Back to the BCA for lunch. En route, Robert Wainwright showed us the house owned by Luna Lovegood’s parents — I mean the actress that played Luna Lovegood, of course, since her father’s house was destroyed in one of the movies. Apparently, Mad-Eye Moody also has a house near Ballyvaughan! Very appropriate attractions for those of us who come from the MAGICAL Institute of Art and Design.

Back at the college, we finished up sharing our home-made myths. They were wonderful, explaining everything from the soggy weather, to the creation of the mountains, to the supernatural density of the moss, to the reason why rabbits grow so big here in the Burren.

Perhaps it’s best if I stop recording this day’s events at this point. I tried to show several students the back way from the college to Ballyvaughan this afternoon, and lost the trail. Rosie, one of the village dogs who had accompanied us, stood around impatiently until we figured out where we were going: then she bounded ahead, reminding us that she knew the route all along. Thank you Rosie! I hope you’ll speak up a little sooner next time.

Tomorrow we’re hiking to Ailwee Caves. Stay tuned!

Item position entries
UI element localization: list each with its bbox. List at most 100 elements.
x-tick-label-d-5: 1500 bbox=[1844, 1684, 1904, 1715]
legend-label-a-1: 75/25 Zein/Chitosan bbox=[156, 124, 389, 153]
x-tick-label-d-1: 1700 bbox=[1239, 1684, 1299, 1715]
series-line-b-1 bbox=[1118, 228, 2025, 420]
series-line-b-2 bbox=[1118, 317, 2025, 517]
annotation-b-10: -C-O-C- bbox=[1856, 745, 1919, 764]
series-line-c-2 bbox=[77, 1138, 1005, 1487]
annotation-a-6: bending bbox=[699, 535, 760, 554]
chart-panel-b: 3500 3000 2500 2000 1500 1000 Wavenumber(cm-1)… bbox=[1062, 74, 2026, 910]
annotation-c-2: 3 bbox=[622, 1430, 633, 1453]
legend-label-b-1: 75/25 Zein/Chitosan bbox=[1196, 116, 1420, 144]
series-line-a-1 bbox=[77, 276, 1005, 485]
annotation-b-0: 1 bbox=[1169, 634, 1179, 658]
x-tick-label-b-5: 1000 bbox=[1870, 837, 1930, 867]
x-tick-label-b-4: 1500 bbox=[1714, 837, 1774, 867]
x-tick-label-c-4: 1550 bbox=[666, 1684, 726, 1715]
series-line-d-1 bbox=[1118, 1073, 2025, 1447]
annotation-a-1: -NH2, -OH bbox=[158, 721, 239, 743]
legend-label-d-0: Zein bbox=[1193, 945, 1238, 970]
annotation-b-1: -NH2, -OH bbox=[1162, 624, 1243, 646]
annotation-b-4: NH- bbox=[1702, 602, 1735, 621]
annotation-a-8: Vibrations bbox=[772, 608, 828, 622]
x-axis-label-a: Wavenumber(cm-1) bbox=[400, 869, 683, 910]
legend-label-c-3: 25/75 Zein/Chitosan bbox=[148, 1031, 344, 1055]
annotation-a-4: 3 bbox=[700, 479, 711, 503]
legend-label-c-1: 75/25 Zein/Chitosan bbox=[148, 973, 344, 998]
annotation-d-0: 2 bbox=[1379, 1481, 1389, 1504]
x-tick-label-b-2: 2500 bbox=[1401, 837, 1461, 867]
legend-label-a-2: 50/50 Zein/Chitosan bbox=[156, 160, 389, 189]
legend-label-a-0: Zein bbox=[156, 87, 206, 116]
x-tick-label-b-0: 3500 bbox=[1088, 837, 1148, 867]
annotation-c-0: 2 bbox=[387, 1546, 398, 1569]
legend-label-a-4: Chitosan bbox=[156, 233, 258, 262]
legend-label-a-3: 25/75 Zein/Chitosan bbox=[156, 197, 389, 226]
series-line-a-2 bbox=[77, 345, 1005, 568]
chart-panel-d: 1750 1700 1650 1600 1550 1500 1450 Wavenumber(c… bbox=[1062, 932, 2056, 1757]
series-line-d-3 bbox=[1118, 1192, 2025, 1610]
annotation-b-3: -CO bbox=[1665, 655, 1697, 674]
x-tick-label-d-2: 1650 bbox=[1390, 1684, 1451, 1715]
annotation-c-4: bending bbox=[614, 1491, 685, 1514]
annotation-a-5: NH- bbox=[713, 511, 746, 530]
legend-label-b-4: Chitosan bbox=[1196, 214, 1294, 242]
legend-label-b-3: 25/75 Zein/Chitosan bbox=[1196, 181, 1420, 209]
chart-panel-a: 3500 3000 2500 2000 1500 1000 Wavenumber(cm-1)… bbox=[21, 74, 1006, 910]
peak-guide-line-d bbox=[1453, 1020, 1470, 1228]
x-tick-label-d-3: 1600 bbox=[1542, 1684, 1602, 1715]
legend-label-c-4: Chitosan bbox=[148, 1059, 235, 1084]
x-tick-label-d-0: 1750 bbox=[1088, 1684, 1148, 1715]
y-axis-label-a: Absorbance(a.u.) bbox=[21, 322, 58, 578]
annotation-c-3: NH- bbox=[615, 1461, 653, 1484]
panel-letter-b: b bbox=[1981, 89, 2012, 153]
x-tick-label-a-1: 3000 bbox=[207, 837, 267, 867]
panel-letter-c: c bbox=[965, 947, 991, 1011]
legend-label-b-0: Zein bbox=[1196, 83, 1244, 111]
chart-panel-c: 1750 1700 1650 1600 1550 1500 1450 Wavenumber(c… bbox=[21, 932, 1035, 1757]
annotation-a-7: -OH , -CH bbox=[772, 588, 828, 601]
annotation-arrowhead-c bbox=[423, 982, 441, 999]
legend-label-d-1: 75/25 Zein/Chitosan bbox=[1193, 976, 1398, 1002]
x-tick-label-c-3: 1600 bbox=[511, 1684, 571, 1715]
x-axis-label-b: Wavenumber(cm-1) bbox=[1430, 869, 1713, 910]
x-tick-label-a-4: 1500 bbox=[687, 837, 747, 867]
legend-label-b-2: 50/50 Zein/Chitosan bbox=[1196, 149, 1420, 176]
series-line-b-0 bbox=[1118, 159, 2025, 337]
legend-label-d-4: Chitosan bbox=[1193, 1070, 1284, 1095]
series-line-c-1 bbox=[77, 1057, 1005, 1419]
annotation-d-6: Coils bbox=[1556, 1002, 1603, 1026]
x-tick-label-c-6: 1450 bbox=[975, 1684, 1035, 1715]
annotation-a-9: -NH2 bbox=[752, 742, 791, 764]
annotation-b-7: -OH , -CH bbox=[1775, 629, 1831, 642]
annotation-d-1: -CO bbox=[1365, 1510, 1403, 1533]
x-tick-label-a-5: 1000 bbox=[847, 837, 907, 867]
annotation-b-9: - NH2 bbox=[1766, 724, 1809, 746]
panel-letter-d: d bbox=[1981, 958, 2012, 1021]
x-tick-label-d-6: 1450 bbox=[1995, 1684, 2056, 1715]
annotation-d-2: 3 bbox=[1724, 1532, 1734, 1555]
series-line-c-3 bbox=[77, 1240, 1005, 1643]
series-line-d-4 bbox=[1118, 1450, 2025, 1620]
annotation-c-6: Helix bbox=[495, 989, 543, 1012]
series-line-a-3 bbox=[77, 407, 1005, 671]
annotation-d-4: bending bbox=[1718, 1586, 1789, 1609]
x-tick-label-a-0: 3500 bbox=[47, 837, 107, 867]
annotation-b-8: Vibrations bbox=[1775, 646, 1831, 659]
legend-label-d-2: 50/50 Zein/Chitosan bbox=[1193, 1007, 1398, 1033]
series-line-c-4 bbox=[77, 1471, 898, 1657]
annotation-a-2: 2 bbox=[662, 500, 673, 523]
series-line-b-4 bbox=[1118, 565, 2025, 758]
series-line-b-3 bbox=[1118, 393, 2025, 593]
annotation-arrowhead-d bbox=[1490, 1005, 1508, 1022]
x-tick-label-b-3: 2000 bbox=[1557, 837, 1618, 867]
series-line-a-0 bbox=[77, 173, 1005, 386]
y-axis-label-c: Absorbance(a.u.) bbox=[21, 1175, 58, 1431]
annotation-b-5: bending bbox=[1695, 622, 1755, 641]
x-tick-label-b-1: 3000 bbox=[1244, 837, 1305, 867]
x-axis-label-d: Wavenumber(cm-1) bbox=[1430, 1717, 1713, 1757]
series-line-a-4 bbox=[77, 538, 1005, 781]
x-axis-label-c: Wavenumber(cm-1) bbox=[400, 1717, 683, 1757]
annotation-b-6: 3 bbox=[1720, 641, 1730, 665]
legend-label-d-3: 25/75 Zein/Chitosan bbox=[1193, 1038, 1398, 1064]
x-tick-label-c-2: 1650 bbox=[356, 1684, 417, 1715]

> _Exercise task_: Repeat word for word the part of the Burren trip journal starting with "Perhaps it’s best" and going on through "Caves. Stay tuned!". None of this material is needed for the work here.

> _Result for this task_:
Perhaps it’s best if I stop recording this day’s events at this point. I tried to show several students the back way from the college to Ballyvaughan this afternoon, and lost the trail. Rosie, one of the village dogs who had accompanied us, stood around impatiently until we figured out where we were going: then she bounded ahead, reminding us that she knew the route all along. Thank you Rosie! I hope you’ll speak up a little sooner next time.

Tomorrow we’re hiking to Ailwee Caves. Stay tuned!